_Excerpted data_.
═══

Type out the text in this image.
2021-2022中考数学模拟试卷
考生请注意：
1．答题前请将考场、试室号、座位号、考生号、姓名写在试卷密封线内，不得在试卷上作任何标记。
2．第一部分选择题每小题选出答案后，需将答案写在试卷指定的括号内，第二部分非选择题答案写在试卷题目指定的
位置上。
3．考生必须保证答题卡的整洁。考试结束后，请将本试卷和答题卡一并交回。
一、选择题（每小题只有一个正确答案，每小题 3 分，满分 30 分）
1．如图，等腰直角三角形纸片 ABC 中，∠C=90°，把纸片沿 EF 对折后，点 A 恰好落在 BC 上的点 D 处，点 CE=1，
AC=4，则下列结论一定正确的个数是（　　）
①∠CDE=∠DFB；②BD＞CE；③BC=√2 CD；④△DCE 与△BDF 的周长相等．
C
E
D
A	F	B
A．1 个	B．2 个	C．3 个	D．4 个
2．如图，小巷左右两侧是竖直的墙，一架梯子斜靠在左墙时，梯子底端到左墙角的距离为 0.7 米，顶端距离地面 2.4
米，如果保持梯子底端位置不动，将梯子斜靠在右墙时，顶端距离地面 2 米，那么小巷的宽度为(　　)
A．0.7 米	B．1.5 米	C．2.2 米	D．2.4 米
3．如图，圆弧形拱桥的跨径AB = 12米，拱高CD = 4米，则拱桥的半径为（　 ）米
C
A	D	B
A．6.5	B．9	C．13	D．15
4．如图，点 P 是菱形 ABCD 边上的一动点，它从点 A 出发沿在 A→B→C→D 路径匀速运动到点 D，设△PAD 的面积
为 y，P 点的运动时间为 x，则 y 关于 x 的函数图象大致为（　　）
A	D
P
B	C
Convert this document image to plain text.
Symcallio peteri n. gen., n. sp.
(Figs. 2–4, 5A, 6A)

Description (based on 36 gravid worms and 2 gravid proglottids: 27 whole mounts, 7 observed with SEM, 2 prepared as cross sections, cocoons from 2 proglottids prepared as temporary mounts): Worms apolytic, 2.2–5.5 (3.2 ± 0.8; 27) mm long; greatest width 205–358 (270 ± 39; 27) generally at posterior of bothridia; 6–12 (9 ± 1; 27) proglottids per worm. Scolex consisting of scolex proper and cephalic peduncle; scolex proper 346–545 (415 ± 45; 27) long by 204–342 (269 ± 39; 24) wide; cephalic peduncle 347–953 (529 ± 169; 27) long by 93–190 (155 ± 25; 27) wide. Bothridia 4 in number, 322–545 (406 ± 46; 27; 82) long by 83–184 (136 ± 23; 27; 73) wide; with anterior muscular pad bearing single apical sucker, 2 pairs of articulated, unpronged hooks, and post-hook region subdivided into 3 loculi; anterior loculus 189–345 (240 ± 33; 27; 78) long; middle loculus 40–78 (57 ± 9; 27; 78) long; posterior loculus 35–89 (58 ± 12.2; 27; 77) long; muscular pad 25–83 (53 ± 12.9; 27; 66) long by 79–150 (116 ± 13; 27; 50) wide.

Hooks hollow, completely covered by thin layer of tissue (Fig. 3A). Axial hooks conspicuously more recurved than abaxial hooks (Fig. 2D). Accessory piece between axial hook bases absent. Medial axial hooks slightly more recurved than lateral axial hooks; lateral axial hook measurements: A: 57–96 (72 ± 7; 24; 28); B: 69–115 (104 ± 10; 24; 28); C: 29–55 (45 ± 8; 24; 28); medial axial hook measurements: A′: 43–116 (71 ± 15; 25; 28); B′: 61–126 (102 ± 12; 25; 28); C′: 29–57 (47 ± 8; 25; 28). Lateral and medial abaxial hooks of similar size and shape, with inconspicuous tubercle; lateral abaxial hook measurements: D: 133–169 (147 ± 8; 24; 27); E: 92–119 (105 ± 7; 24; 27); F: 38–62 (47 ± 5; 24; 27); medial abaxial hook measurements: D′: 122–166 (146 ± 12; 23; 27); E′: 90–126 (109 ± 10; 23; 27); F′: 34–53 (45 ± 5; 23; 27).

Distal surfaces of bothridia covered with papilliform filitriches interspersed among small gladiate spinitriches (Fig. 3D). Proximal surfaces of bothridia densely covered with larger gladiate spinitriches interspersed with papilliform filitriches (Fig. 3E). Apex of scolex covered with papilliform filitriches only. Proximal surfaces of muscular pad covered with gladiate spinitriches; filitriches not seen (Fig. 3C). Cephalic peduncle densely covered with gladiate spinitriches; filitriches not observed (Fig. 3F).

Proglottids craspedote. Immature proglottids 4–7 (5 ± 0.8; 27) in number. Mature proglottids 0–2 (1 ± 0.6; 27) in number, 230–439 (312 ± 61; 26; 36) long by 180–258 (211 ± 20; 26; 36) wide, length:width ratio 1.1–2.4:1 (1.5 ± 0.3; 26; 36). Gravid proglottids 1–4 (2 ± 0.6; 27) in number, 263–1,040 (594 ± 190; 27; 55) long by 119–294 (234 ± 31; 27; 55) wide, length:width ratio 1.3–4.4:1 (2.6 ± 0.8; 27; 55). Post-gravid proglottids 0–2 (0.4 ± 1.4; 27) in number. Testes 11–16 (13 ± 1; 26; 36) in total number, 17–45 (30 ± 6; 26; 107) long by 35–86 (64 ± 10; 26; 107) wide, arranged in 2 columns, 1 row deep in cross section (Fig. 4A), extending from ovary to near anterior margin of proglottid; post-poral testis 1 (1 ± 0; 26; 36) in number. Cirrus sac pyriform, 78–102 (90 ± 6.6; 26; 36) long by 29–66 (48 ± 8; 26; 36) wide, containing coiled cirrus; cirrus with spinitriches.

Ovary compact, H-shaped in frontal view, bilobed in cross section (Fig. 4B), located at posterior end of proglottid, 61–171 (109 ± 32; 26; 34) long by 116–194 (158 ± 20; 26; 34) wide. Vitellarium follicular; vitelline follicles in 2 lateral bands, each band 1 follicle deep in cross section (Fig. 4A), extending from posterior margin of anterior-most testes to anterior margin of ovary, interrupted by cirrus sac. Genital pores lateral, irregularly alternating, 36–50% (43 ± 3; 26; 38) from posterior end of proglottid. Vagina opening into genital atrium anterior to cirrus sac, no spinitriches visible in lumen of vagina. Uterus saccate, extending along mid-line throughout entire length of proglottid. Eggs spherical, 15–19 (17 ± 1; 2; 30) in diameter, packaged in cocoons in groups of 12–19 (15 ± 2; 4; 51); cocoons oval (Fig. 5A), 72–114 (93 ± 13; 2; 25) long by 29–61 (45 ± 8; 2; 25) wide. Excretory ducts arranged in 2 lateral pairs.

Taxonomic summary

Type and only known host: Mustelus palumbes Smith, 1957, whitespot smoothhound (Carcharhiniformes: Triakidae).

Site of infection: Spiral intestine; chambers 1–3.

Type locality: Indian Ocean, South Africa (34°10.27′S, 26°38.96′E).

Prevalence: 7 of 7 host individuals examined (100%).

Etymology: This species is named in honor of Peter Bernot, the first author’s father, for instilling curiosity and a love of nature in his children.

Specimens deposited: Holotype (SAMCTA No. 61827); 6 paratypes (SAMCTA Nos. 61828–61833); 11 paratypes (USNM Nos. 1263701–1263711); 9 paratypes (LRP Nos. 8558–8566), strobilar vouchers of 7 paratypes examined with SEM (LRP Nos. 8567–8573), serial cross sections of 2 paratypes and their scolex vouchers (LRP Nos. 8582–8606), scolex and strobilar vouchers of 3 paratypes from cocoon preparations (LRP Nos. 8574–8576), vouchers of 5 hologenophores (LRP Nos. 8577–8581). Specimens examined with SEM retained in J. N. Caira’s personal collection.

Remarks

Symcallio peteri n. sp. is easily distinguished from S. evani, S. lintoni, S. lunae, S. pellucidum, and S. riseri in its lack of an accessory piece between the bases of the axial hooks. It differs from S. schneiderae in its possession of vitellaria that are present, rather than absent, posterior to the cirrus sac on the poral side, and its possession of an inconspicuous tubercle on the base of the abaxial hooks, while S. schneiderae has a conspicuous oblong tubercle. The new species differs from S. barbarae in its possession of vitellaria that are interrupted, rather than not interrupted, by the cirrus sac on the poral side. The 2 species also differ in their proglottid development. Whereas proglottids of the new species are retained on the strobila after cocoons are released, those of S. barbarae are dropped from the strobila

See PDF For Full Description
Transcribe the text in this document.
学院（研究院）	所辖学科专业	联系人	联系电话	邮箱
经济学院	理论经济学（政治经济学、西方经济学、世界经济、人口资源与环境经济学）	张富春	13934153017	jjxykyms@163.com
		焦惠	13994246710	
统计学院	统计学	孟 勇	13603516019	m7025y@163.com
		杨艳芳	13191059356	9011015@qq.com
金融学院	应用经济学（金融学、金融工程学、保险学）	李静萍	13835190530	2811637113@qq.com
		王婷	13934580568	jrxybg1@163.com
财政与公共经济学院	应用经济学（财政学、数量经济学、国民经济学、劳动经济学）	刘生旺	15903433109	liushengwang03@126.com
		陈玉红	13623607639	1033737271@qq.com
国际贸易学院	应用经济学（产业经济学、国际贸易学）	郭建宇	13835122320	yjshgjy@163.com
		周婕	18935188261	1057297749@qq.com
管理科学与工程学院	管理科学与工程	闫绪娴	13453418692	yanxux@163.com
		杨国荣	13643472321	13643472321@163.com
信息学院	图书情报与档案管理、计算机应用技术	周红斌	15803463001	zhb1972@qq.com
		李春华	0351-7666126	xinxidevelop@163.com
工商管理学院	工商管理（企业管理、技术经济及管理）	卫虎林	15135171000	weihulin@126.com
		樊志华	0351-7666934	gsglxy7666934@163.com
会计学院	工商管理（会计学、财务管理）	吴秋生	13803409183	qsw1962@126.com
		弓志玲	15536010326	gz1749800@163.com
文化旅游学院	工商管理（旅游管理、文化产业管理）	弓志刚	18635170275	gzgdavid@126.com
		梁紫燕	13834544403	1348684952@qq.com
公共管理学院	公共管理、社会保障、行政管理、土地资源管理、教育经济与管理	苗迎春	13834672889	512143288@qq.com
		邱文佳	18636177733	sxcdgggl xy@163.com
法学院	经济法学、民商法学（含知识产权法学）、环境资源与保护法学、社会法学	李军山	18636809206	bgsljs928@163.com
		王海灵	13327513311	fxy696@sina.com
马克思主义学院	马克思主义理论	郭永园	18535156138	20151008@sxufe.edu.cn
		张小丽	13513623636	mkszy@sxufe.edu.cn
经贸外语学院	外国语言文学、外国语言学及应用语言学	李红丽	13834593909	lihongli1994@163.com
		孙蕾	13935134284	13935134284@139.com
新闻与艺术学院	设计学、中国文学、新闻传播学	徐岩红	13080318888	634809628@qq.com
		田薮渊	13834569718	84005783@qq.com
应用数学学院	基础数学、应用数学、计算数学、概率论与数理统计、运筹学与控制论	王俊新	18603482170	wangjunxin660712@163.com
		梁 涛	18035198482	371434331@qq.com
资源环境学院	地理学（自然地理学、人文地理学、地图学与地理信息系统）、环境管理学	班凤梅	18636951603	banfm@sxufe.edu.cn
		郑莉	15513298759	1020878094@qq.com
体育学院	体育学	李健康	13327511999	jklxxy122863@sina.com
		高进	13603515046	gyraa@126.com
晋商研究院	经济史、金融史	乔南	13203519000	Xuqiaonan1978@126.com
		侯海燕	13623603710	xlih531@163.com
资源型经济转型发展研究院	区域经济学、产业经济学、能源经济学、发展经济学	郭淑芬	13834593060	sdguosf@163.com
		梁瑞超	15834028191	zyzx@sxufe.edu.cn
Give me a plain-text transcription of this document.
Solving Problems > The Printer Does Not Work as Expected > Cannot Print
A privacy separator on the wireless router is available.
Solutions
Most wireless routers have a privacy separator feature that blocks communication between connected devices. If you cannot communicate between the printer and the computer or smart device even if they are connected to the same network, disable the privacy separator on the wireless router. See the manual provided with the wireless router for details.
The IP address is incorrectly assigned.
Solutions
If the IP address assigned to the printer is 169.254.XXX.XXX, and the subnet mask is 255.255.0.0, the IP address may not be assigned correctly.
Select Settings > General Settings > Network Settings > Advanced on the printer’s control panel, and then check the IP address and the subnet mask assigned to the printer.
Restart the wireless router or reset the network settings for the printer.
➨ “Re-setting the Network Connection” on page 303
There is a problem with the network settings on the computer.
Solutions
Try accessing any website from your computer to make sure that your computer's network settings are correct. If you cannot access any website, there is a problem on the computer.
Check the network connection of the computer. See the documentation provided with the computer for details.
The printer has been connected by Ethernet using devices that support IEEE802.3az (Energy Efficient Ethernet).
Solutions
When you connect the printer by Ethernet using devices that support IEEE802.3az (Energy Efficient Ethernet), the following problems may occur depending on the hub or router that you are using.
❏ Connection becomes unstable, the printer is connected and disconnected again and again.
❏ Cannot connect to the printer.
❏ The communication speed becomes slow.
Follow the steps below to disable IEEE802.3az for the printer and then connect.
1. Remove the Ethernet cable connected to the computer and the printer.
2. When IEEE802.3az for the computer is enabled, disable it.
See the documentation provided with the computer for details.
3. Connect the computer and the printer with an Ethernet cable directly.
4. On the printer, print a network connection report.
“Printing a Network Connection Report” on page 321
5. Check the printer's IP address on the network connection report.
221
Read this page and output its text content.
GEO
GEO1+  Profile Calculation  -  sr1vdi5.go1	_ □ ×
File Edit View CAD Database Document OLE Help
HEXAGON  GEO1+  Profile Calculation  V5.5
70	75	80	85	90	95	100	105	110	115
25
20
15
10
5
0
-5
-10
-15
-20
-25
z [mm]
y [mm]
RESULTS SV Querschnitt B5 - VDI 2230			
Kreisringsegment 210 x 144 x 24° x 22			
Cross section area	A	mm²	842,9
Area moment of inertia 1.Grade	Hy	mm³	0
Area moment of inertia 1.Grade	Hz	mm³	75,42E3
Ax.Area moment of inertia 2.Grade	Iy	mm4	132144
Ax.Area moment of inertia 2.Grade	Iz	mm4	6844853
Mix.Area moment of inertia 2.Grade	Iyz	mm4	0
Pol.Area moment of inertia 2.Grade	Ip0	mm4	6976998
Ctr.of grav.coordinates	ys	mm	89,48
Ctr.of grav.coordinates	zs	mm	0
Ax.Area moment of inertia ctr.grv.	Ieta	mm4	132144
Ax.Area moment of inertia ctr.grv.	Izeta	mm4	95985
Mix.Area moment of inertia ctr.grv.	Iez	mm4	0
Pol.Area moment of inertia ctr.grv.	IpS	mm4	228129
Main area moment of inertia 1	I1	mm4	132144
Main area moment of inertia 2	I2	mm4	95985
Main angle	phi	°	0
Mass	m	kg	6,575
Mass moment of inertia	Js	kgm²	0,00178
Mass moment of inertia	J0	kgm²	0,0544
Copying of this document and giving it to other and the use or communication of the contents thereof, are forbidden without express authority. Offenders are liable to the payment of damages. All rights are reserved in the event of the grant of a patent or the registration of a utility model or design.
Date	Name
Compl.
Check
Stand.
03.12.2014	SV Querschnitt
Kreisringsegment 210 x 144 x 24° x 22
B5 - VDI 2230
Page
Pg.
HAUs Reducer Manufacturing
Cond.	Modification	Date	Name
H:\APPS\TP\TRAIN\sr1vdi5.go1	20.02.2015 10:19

═══

_What you will do_.
Find the lines above that include the string "communication" and copy them.

_In response_.
Most wireless routers have a privacy separator feature that blocks communication between connected devices. If you cannot communicate between the printer and the computer or smart device even if they are connected to the same network, disable the privacy separator on the wireless router. See the manual provided with the wireless router for details.
❏ The communication speed becomes slow.
Copying of this document and giving it to other and the use or communication of the contents thereof, are forbidden without express authority. Offenders are liable to the payment of damages. All rights are reserved in the event of the grant of a patent or the registration of a utility model or design.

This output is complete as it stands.